## [Work instructions]
Show all lines from the data that include the word "Raya".

## [Collection entries]

========

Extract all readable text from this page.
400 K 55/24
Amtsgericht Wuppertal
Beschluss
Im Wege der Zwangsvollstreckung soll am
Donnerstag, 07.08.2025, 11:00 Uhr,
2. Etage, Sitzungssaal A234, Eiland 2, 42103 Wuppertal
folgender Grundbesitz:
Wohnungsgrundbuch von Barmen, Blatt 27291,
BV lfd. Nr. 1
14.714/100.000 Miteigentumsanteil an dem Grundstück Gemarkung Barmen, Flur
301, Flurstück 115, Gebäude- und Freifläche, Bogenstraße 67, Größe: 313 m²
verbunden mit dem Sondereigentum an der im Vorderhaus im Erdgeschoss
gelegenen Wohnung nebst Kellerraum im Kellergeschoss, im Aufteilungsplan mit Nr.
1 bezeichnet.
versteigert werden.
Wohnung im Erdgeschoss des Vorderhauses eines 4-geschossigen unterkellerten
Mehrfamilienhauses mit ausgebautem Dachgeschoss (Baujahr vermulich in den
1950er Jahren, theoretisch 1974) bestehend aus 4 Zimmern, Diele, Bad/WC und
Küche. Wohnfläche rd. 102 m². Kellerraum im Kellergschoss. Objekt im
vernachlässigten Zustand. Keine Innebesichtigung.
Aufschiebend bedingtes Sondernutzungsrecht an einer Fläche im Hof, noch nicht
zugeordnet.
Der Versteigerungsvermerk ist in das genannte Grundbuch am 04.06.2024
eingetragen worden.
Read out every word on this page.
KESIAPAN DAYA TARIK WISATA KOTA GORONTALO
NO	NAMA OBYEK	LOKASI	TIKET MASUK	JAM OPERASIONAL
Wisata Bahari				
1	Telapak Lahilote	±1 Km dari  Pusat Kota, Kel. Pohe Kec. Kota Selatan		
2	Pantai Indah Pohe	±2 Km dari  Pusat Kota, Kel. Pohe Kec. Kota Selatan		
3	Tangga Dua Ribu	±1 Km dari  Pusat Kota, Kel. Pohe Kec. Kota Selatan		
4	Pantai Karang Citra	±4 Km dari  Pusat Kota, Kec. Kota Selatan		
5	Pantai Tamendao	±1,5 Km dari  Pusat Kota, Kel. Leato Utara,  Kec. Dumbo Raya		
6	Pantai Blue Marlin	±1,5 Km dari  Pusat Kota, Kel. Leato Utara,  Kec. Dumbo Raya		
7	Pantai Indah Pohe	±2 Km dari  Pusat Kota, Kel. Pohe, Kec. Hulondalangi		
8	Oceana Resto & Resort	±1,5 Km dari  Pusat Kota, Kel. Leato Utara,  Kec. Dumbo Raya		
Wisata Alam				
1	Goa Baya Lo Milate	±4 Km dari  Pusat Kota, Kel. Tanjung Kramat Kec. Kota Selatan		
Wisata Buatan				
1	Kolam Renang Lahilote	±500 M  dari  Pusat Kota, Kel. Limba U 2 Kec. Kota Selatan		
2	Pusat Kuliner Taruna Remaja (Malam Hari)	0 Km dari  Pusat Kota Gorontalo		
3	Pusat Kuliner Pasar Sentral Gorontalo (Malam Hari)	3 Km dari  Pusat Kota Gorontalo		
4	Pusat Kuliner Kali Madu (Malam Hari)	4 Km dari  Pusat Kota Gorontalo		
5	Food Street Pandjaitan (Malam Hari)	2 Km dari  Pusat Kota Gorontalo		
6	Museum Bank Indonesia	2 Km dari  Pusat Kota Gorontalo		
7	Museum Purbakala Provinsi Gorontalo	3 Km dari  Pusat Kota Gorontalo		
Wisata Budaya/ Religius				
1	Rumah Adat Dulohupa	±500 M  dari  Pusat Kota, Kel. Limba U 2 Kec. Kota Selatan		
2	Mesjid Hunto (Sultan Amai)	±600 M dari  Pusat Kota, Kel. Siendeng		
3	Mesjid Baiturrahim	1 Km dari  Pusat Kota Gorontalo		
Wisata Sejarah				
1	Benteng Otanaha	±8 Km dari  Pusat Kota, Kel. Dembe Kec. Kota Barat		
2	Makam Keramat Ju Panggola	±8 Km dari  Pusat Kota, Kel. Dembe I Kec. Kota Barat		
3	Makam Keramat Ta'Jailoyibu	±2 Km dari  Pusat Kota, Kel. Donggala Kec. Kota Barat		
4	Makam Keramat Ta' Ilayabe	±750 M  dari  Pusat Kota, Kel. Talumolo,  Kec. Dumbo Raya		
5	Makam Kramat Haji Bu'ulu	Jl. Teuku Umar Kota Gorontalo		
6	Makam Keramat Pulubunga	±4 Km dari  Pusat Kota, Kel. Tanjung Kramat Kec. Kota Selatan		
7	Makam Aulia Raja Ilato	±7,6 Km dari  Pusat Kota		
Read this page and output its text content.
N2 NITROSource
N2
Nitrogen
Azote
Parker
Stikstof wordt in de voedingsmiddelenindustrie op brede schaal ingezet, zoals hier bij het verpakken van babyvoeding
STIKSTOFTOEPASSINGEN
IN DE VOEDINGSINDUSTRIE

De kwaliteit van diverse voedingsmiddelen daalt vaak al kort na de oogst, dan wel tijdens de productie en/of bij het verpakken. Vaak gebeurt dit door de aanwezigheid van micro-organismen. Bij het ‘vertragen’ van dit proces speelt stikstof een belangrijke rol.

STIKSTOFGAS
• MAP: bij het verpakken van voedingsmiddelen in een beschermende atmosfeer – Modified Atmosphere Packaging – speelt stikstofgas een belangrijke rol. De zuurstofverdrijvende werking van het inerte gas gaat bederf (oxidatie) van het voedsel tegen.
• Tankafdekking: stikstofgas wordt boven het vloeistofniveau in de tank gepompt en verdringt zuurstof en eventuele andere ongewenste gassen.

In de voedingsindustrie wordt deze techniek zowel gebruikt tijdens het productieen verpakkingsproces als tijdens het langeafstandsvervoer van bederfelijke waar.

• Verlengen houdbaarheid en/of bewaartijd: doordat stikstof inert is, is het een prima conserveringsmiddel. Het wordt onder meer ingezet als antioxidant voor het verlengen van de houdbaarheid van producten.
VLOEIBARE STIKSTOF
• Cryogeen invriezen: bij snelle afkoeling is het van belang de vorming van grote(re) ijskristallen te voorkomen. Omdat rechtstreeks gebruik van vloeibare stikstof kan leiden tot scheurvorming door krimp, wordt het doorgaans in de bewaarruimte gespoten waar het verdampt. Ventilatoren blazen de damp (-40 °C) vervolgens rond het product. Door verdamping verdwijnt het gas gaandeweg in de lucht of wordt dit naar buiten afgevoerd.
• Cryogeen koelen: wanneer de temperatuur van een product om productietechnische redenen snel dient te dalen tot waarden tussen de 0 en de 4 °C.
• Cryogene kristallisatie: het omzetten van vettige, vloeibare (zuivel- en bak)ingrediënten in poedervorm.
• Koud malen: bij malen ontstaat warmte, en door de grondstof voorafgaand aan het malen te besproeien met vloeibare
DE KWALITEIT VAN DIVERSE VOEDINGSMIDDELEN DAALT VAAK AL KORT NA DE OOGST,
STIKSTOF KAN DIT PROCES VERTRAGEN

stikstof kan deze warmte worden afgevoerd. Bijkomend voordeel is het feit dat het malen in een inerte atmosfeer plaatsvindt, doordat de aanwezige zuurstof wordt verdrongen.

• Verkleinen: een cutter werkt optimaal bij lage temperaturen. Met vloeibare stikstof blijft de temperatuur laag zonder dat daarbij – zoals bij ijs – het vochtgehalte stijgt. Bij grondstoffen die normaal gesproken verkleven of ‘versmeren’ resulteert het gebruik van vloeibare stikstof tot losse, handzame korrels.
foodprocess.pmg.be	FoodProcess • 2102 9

========

## [Solution for this exercise]
5	Pantai Tamendao	±1,5 Km dari  Pusat Kota, Kel. Leato Utara,  Kec. Dumbo Raya		
6	Pantai Blue Marlin	±1,5 Km dari  Pusat Kota, Kel. Leato Utara,  Kec. Dumbo Raya		
8	Oceana Resto & Resort	±1,5 Km dari  Pusat Kota, Kel. Leato Utara,  Kec. Dumbo Raya		
4	Makam Keramat Ta' Ilayabe	±750 M  dari  Pusat Kota, Kel. Talumolo,  Kec. Dumbo Raya		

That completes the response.